[Request]:
Locate every line in the records below that contains the word "榜样力量演讲比赛", and copy each one.

[Supplied entries]:
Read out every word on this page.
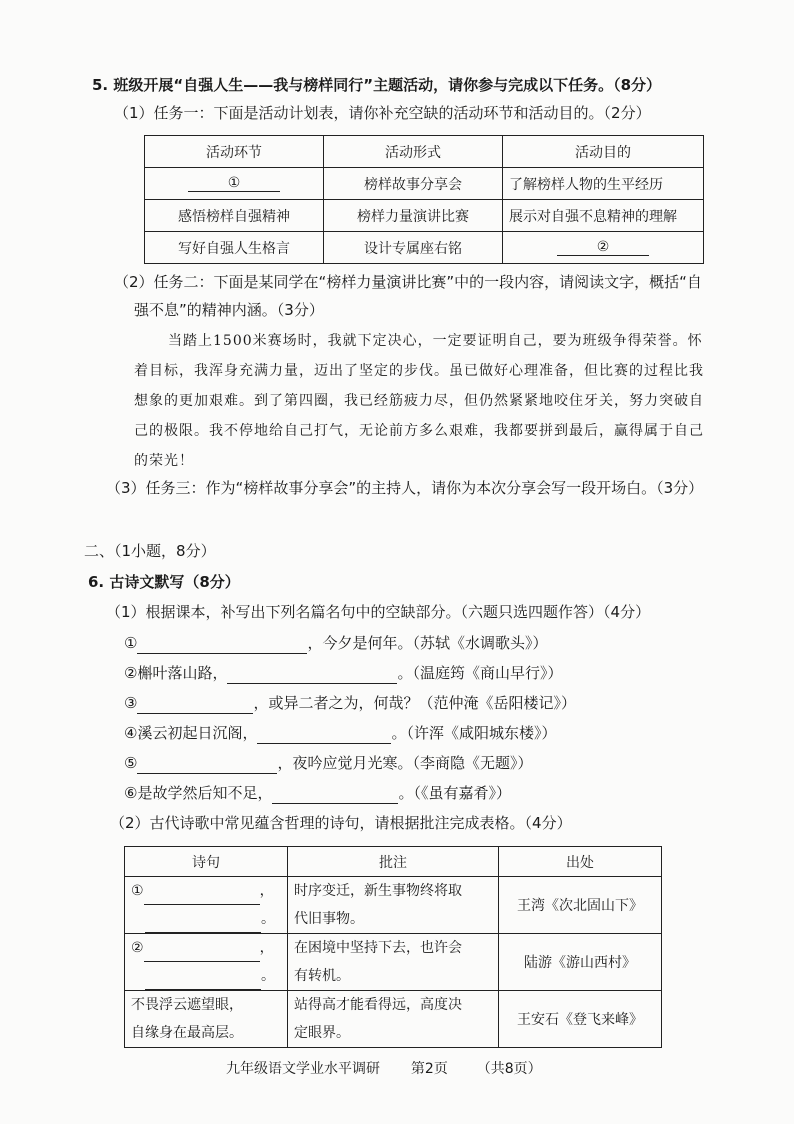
5. 班级开展“自强人生——我与榜样同行”主题活动，请你参与完成以下任务。（8分）
（1）任务一：下面是活动计划表，请你补充空缺的活动环节和活动目的。（2分）
活动环节	活动形式	活动目的
①	榜样故事分享会	了解榜样人物的生平经历
感悟榜样自强精神	榜样力量演讲比赛	展示对自强不息精神的理解
写好自强人生格言	设计专属座右铭	②
（2）任务二：下面是某同学在“榜样力量演讲比赛”中的一段内容，请阅读文字，概括“自
强不息”的精神内涵。（3分）
当踏上1500米赛场时，我就下定决心，一定要证明自己，要为班级争得荣誉。怀着目标，我浑身充满力量，迈出了坚定的步伐。虽已做好心理准备，但比赛的过程比我想象的更加艰难。到了第四圈，我已经筋疲力尽，但仍然紧紧地咬住牙关，努力突破自己的极限。我不停地给自己打气，无论前方多么艰难，我都要拼到最后，赢得属于自己的荣光！
（3）任务三：作为“榜样故事分享会”的主持人，请你为本次分享会写一段开场白。（3分）
二、（1小题，8分）
6. 古诗文默写（8分）
（1）根据课本，补写出下列名篇名句中的空缺部分。（六题只选四题作答）（4分）
①	，今夕是何年。（苏轼《水调歌头》）
②槲叶落山路，	。（温庭筠《商山早行》）
③	，或异二者之为，何哉？（范仲淹《岳阳楼记》）
④溪云初起日沉阁，	。（许浑《咸阳城东楼》）
⑤	，夜吟应觉月光寒。（李商隐《无题》）
⑥是故学然后知不足，	。（《虽有嘉肴》）
（2）古代诗歌中常见蕴含哲理的诗句，请根据批注完成表格。（4分）
诗句	批注	出处

① ，
。	时序变迁，新生事物终将取
代旧事物。	王湾《次北固山下》

② ，
。	在困境中坚持下去，也许会
有转机。	陆游《游山西村》

不畏浮云遮望眼，
自缘身在最高层。	站得高才能看得远，高度决
定眼界。	王安石《登飞来峰》
九年级语文学业水平调研 第2页 （共8页）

[Exercise answer]:
感悟榜样自强精神	榜样力量演讲比赛	展示对自强不息精神的理解
（2）任务二：下面是某同学在“榜样力量演讲比赛”中的一段内容，请阅读文字，概括“自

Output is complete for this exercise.